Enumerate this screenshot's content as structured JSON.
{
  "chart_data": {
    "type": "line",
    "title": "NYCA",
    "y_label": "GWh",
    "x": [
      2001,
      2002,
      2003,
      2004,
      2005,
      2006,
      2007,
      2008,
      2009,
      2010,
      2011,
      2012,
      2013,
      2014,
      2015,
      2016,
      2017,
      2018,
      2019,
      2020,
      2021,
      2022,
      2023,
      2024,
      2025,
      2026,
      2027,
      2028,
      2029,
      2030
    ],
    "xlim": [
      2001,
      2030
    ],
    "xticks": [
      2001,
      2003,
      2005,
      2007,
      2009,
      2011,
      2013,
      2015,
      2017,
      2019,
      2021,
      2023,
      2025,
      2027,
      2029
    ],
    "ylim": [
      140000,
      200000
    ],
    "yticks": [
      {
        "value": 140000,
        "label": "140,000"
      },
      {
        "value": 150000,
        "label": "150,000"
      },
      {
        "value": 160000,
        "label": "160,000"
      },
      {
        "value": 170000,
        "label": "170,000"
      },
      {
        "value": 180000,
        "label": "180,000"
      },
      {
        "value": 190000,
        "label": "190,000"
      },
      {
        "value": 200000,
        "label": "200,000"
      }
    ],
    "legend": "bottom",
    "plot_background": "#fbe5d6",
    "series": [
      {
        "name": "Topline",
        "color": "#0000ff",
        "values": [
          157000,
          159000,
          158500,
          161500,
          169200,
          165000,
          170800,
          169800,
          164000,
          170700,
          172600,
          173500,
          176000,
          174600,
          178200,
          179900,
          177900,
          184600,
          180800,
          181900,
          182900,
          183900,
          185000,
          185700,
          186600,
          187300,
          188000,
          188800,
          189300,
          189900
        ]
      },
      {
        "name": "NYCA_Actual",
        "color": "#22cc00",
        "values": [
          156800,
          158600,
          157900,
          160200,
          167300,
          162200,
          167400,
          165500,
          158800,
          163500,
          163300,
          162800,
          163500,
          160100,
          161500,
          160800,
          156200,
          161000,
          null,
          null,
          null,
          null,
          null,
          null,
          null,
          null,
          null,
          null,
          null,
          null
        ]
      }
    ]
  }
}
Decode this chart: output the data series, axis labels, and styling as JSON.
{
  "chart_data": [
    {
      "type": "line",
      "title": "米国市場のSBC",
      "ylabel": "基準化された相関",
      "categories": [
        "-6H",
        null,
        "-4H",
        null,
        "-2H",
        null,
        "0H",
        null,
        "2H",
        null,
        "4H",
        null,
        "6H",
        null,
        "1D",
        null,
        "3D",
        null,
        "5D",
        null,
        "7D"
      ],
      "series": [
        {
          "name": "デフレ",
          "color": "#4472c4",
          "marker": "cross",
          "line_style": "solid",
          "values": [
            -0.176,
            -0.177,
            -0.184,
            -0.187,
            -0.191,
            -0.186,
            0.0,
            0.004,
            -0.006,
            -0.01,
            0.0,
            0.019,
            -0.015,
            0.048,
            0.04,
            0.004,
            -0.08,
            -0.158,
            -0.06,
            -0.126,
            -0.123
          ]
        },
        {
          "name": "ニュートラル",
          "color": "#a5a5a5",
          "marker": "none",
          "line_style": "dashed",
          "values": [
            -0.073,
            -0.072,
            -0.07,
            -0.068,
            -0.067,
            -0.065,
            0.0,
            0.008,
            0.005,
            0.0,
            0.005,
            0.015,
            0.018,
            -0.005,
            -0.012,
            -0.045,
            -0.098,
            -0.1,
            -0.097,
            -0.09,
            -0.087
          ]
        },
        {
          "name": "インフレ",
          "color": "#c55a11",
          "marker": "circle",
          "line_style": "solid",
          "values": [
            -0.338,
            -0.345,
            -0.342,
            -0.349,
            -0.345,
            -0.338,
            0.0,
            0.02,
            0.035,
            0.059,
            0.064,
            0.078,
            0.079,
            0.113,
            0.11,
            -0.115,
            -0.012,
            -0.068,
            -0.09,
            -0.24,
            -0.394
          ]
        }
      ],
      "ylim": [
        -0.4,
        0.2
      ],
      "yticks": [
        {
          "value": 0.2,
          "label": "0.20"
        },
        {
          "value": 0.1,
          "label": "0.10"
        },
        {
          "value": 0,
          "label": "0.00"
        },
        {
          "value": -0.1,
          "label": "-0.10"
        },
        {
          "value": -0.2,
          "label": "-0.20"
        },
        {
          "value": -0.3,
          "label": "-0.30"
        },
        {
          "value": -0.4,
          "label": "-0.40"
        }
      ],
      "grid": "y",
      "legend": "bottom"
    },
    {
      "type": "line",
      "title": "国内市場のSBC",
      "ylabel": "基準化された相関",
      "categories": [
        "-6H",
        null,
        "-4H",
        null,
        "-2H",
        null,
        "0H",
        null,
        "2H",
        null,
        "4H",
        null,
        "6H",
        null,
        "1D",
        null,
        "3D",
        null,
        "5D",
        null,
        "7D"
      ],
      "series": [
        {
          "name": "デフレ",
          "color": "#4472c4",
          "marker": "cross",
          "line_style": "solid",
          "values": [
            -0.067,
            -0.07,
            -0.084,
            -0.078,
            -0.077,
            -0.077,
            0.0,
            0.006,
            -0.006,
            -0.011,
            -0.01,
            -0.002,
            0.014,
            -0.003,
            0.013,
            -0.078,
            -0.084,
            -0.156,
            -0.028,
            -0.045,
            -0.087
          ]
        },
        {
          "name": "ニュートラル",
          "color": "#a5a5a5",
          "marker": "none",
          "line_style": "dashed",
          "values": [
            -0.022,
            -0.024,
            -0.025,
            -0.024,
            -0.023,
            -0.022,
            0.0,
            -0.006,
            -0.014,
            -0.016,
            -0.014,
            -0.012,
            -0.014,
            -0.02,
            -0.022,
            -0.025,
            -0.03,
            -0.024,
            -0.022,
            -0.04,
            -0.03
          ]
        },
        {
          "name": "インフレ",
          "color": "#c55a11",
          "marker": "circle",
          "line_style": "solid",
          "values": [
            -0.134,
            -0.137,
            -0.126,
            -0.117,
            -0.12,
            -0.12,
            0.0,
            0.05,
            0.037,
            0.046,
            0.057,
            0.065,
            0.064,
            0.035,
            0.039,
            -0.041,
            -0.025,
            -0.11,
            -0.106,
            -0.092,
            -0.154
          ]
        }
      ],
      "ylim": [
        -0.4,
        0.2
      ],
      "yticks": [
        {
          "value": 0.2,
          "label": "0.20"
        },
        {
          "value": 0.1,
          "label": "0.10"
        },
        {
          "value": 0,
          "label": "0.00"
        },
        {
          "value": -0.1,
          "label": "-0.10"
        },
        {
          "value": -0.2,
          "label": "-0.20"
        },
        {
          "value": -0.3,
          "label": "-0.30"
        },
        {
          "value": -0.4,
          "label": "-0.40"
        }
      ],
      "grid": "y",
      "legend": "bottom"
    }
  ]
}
⁂
● Problem to work on:
Pick out each line in the material containing "series".

● Final result:
    "series": [
Decode this chart: output the data series, axis labels, and styling as JSON.
      "series": [
      "series": [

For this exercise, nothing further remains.